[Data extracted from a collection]
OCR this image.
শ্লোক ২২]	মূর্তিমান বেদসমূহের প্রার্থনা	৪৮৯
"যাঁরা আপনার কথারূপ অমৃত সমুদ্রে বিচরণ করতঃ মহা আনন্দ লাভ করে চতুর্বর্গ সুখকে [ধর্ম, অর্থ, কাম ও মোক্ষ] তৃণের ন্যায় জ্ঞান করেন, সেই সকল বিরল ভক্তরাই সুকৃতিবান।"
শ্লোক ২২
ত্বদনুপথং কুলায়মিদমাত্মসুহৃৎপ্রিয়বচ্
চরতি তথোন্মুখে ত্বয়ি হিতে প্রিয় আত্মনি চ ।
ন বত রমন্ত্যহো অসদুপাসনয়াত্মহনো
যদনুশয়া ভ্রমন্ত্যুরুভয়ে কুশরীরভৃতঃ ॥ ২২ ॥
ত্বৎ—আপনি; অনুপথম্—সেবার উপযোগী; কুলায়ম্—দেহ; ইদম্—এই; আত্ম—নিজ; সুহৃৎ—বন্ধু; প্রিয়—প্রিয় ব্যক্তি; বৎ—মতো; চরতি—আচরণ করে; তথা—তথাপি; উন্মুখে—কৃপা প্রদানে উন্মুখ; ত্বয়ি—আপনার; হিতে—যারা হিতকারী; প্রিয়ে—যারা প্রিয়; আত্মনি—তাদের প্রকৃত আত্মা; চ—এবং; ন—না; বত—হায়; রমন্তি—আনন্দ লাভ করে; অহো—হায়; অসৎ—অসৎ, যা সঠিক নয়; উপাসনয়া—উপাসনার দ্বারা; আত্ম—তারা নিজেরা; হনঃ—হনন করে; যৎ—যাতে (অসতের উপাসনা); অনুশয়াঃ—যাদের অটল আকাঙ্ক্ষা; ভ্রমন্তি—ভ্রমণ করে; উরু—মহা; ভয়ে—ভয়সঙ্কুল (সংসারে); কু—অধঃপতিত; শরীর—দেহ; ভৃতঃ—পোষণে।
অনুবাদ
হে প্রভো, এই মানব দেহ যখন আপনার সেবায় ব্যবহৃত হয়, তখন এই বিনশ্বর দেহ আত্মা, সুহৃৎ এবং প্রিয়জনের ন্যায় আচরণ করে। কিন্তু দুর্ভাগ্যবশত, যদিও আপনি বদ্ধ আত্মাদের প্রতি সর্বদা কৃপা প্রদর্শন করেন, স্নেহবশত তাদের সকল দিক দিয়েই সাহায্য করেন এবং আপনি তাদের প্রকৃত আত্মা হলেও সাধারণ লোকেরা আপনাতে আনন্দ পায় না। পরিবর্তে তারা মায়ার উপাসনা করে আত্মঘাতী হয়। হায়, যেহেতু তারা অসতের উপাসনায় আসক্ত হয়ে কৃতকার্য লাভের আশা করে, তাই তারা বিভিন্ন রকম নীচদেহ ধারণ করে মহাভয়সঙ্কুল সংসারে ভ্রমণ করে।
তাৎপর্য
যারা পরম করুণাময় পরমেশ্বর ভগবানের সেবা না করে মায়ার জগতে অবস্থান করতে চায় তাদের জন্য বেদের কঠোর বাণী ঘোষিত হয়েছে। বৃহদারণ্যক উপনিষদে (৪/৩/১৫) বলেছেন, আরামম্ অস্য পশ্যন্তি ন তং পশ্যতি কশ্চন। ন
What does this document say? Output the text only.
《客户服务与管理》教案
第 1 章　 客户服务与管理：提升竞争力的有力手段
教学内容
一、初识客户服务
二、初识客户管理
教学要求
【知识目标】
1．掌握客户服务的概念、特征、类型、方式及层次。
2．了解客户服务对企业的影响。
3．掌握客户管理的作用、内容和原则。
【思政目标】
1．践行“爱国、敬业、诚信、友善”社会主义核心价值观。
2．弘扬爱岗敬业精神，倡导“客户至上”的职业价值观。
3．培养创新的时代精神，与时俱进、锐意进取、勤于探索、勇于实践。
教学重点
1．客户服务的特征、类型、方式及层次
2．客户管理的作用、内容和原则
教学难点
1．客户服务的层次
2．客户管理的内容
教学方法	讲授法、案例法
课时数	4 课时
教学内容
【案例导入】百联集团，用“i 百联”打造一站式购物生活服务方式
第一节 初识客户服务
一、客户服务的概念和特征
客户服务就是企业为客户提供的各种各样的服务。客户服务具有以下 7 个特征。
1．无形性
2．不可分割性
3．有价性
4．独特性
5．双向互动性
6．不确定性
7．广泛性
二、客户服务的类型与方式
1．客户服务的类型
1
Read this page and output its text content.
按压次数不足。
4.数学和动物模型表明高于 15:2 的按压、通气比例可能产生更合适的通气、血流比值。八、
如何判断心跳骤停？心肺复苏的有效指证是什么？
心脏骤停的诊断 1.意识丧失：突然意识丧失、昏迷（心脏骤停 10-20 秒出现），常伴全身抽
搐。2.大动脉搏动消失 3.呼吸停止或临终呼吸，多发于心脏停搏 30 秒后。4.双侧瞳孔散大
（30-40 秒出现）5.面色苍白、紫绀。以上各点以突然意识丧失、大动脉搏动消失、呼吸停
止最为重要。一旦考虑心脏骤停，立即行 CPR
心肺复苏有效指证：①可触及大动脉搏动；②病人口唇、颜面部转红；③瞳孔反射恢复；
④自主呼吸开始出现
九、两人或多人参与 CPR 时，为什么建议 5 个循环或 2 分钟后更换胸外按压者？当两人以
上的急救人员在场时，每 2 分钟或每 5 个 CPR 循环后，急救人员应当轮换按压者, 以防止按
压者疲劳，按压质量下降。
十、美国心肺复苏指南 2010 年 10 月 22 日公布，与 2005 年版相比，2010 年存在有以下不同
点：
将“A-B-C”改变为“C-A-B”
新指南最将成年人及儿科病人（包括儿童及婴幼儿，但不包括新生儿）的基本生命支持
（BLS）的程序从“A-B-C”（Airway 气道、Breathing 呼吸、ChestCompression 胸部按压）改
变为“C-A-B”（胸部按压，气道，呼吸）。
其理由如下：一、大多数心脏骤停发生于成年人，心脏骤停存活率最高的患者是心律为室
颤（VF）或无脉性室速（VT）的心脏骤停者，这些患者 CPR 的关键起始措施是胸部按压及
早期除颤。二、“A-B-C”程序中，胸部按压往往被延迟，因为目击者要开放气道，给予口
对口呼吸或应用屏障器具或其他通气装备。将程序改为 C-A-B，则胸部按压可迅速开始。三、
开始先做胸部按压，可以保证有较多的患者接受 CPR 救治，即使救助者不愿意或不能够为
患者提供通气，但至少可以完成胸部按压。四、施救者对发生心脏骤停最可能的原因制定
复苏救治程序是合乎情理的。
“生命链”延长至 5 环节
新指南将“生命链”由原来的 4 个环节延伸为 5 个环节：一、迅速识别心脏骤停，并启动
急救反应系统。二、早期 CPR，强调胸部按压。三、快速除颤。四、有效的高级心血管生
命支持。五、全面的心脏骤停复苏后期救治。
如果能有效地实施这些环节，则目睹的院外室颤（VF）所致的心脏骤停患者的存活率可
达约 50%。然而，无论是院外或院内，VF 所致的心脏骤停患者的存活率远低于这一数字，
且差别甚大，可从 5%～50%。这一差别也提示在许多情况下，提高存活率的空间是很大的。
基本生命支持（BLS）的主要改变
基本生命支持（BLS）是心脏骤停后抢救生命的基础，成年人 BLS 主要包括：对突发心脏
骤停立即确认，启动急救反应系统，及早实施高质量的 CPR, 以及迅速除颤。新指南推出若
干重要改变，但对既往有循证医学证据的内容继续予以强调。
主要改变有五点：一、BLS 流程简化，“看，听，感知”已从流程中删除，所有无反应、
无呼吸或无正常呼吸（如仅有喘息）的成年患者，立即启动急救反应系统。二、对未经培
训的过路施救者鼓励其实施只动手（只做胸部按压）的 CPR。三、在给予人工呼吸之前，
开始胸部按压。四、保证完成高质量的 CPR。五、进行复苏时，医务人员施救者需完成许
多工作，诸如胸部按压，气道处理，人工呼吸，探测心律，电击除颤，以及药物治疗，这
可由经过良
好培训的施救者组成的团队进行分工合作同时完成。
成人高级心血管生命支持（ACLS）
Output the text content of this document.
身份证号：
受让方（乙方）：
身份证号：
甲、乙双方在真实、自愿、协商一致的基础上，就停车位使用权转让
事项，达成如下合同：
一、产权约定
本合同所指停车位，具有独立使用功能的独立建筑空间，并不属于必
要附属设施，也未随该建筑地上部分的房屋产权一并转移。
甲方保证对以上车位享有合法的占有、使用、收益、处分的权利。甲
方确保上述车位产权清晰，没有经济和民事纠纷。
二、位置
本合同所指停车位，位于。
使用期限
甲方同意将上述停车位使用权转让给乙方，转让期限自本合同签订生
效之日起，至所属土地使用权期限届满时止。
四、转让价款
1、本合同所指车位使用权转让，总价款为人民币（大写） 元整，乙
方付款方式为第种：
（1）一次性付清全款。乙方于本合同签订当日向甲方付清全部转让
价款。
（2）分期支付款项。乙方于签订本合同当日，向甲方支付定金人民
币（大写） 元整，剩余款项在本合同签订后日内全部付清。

Request:
Extract every line from the records above that contains the word "this".

Exercise output:
OCR this image.
What does this document say? Output the text only.
Read this page and output its text content.
Output the text content of this document.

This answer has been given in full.